→ **Given task 1**
List the performance indices that the excerpt on performance metrics and feature importance names for evaluating the machine learning models.
→ **Given task 2**
Answer these questions using the excerpt on performance metrics and feature importance:
(a) In the XFI heatmap, what does the x-axis represent?
(b) What does the weight approach evaluate?
(c) What kind of approach is SHAP based on?
→ **Given task 3**
Retype the excerpt on performance metrics and feature importance from "To evaluate the" to "mean square (RMSE)".

→ **Source**
To evaluate the performance of the machine learning models, the following three performance indices were implemented.

1. Mean absolute error (MAE)

$$MAE=\frac{1}{n}\sum _{i=1}^n\left|y_i-{\widehat{y}}_i\right|$$ (1)

2. Root mean square (RMSE)

$$RMSE=\sqrt{\frac{1}{n}\sum _{i=1}^n{\left(y_i-{\widehat{y}}_i\right)}^2}$$ (2)

3. Coefficient of determination (R²)

$$R^2=1-\frac{{\sum }_{i=1}^n{\left(y_i-{\widehat{y}}_i\right)}^2}{{\sum }_{i=1}^n{\left(y_i-\overline{y}\right)}^2}$$ (3)

here, n represents the number of samples, y_i and ${\widehat{y}}_i$ represents the actual values and the predicted values. The MAE measures how close the predictions are to the actual outcomes. In contrast, the RMSE captures the spread of errors and is more sensitive to larger discrepancies compared to MAE. Smaller values for both MAE and RMSE indicate better model performance, while higher values suggest poorer predictions. The coefficient of determination R² metric, expressed as a percentage, ideally reaches 100% or 1, indicating a strong correlation between the observed and predicted values.

2.3. XGBoost Feature Importance (XFI) Analysis

XFI analysis is a powerful method for identifying the key features in a dataset, which have the greatest influence on the model's predictions. By understanding which features are most important, researchers can enhance model performance, reduce complexity, and gain valuable insights into the underlying variables driving the predictions. XGBoost provides several methods to calculate feature importance scores, each offering a unique perspective on feature contributions. One such method is the weight approach, which evaluates how often each feature is used to split nodes across all decision trees in the model. Features that are utilized more frequently during the splitting process are considered more important, as they play a more significant role in the model's decision‐making. This method highlights the features that the model relies on most heavily during training.

In this project, we visualize the XGBoost Feature Importance (XFI) scores using a heatmap. These scores are intrinsic to the XGBoost model and reflect the relative contribution of each feature to the model's predictions. The heatmap is generated by computing saliency values, which are derived by averaging the XFI scores across all test samples. This provides a measure of the average importance of each feature, enabling a robust and interpretable identification of the most influential features. The heatmap is structured such that the x‐axis represents the cycle number of the battery, the y‐axis represents the features, and the color intensity corresponds to the importance of each feature. This visualization not only facilitates the interpretation of the relative significance of features across different test samples but also reveals patterns in feature contributions. By analyzing these patterns, we gain deeper insights into the relationships between features and the target variable, enhancing our understanding of the factors driving the model's predictions.

2.4. SHAP Feature Importance (SFI) Analysis

SHAP is a game‐theory‐based approach that provides a unified and interpretable measure of feature importance by quantifying the contribution of each feature to the model's predictions. Unlike traditional feature importance methods, which typically rank features based on their average impact, SHAP offers a more granular and detailed explanation of how each feature influences individual predictions. This capability makes SHAP particularly valuable for understanding complex, nonlinear relationships in ML models, as it not only identifies important features but also explains their contribution to specific predictions.

→ **Raw data**
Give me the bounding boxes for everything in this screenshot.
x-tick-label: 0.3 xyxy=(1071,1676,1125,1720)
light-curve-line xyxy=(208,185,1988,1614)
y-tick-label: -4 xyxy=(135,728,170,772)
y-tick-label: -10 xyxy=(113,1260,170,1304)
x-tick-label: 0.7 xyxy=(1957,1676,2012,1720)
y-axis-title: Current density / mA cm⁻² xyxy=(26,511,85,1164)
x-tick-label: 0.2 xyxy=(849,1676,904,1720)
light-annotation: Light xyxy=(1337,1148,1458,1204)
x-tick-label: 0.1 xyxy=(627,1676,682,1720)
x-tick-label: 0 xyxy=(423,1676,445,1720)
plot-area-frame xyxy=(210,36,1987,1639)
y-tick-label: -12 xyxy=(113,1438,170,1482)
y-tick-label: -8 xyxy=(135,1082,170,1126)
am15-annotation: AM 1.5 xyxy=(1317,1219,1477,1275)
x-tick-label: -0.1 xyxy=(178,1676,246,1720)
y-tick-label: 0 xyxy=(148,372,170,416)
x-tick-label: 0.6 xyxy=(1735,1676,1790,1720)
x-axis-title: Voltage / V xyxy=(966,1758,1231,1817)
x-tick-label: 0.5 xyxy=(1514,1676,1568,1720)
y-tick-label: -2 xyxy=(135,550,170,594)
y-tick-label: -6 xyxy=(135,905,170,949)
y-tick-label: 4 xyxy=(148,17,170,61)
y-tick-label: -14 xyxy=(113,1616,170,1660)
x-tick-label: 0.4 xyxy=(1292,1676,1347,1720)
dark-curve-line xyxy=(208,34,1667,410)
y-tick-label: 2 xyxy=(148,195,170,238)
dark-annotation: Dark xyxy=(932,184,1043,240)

→ **Complete output 1**
Mean absolute error (MAE)
Root mean square (RMSE)
Coefficient of determination (R²)

→ **Complete output 2**
(a) The cycle number of the battery.
(b) How often each feature is used to split nodes across all decision trees in the model.
(c) Game theory.

→ **Complete output 3**
To evaluate the performance of the machine learning models, the following three performance indices were implemented.

1. Mean absolute error (MAE)

$$MAE=\frac{1}{n}\sum _{i=1}^n\left|y_i-{\widehat{y}}_i\right|$$ (1)

2. Root mean square (RMSE)